◆ **Directions**: Copy all lines below containing "text".

[Extracted data entries]
------------------------------------------------------------------------
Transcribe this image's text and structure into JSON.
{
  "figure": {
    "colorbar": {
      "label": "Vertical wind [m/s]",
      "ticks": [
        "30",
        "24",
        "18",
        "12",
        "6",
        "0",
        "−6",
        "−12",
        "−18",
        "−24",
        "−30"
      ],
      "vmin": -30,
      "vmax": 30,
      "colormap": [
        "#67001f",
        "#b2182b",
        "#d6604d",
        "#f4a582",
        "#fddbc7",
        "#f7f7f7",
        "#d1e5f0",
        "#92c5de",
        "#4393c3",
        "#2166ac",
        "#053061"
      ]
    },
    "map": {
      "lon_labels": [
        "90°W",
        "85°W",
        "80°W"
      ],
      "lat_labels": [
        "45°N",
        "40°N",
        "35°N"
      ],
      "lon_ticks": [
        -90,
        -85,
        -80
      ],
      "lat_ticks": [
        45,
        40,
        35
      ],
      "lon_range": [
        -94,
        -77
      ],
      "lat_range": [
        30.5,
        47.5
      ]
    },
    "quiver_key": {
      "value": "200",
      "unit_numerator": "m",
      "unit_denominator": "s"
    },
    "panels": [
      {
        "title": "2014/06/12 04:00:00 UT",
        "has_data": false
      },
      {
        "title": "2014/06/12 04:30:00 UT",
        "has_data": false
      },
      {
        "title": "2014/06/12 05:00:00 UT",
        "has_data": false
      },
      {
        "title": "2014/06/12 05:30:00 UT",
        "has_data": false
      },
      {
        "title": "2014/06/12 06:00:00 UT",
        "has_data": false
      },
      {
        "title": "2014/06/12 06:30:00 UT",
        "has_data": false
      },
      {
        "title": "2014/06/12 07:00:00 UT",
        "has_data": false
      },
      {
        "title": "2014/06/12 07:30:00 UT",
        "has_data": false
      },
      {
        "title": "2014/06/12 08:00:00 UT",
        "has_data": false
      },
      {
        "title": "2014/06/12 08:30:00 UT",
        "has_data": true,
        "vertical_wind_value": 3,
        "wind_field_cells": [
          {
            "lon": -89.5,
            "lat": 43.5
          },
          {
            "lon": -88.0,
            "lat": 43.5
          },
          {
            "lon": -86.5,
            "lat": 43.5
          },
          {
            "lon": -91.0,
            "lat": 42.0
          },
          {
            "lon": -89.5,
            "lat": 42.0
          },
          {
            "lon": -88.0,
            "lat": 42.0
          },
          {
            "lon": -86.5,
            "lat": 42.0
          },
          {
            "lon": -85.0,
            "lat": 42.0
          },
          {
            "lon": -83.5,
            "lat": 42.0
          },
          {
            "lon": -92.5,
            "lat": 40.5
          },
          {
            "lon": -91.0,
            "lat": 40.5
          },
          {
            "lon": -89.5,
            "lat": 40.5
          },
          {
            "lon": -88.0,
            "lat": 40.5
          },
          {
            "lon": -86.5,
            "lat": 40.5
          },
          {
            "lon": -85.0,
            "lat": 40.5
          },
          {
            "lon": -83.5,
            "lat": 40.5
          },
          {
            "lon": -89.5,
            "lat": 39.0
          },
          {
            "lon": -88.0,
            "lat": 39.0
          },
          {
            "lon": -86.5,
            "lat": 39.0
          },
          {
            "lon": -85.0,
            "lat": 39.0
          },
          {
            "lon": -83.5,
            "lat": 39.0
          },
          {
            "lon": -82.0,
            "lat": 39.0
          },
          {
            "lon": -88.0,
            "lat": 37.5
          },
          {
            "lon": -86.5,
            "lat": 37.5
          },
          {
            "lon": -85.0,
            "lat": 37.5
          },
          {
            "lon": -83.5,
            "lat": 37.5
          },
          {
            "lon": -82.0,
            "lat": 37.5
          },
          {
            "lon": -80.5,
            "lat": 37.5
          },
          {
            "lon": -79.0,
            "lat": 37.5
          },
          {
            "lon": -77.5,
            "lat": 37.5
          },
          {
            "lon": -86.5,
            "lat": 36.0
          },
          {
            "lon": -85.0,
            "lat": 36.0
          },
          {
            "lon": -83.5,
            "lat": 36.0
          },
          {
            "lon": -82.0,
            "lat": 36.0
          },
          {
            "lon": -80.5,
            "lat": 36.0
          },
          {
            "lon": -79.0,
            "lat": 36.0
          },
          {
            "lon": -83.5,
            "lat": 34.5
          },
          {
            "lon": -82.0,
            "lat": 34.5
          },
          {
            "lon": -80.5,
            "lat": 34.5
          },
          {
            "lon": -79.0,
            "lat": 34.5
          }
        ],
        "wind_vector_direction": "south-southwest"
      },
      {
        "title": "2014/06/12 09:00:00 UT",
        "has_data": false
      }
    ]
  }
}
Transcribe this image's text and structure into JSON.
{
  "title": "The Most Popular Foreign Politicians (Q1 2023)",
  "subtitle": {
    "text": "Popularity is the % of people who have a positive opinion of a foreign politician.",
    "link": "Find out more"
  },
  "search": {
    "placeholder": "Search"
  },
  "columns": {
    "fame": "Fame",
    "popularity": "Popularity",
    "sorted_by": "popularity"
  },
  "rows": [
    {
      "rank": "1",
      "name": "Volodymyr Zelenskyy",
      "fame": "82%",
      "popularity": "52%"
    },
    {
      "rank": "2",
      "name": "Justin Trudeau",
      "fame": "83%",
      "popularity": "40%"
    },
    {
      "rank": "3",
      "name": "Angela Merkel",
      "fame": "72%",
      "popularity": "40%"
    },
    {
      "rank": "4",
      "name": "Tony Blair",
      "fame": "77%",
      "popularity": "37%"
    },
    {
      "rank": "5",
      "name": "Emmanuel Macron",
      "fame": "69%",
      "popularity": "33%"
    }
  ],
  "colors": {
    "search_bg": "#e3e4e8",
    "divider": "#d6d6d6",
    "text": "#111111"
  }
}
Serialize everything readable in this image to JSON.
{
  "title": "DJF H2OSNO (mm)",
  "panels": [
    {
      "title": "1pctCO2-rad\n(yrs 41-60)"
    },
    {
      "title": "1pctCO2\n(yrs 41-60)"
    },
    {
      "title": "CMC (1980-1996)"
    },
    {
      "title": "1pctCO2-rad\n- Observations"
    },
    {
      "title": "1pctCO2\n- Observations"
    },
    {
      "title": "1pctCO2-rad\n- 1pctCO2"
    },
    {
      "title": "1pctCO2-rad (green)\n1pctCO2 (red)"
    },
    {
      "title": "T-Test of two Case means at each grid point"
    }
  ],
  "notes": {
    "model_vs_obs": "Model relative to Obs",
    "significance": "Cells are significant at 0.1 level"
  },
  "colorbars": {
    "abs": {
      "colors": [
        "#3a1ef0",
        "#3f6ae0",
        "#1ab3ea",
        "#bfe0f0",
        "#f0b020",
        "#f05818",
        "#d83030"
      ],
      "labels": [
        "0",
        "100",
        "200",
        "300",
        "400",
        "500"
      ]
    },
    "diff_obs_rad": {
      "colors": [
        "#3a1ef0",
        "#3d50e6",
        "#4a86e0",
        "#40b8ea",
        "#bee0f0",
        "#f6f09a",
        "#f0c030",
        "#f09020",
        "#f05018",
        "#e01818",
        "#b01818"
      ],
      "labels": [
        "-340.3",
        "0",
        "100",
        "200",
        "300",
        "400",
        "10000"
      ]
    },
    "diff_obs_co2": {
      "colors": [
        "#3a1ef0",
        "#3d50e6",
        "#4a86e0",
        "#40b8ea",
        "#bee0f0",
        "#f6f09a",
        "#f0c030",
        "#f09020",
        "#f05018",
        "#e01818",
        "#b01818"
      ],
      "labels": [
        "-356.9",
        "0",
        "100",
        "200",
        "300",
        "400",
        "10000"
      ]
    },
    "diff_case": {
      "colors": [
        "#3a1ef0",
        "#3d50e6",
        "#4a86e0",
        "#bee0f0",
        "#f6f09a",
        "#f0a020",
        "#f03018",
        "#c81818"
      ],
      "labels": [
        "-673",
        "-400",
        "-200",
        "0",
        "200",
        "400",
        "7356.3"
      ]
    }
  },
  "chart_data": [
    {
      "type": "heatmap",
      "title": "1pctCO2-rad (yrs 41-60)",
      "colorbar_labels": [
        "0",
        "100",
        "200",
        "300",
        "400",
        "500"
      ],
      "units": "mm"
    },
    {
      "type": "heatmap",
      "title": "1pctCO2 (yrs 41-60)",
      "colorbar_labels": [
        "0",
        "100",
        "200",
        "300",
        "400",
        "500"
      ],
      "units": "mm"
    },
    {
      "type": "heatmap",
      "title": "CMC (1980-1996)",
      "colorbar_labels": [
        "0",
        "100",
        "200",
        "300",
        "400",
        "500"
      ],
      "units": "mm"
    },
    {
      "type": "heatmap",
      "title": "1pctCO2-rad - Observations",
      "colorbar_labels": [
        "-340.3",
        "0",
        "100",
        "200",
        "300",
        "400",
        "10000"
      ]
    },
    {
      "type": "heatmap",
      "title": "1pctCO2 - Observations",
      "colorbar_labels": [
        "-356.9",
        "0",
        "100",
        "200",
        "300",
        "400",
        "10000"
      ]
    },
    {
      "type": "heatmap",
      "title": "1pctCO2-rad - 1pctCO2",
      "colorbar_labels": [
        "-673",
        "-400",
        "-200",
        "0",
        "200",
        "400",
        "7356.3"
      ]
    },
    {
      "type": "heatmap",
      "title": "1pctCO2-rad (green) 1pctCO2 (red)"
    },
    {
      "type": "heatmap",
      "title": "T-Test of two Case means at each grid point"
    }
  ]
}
------------------------------------------------------------------------
◆ **Response to the exercise**:
Transcribe this image's text and structure into JSON.
Transcribe this image's text and structure into JSON.
    "text": "Popularity is the % of people who have a positive opinion of a foreign politician.",
    "text": "#111111"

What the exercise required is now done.